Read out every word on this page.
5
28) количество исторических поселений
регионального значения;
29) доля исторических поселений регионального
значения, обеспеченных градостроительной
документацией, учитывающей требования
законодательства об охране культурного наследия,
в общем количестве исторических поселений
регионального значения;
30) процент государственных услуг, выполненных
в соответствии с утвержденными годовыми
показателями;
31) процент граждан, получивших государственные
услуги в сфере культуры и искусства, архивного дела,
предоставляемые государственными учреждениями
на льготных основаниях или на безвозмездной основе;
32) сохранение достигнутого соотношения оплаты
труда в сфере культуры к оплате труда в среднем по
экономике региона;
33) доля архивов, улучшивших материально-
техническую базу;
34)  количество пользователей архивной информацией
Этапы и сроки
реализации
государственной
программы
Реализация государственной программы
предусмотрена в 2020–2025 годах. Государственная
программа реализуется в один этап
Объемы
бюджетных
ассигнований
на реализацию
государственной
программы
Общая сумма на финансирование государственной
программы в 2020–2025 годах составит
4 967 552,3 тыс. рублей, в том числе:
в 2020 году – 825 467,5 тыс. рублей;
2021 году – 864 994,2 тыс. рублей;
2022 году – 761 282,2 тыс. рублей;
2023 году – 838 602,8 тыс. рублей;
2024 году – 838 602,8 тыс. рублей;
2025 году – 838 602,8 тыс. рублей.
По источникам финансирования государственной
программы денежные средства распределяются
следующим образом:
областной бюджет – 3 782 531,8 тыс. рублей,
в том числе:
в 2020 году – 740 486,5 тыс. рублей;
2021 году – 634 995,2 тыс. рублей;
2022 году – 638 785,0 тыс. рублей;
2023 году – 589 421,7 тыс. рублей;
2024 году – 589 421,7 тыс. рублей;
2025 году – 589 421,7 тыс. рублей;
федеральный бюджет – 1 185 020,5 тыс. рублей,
--------
List the lines that contain the word "поселений".

> [EXERCISE SOLUTION]:
28) количество исторических поселений
29) доля исторических поселений регионального
в общем количестве исторических поселений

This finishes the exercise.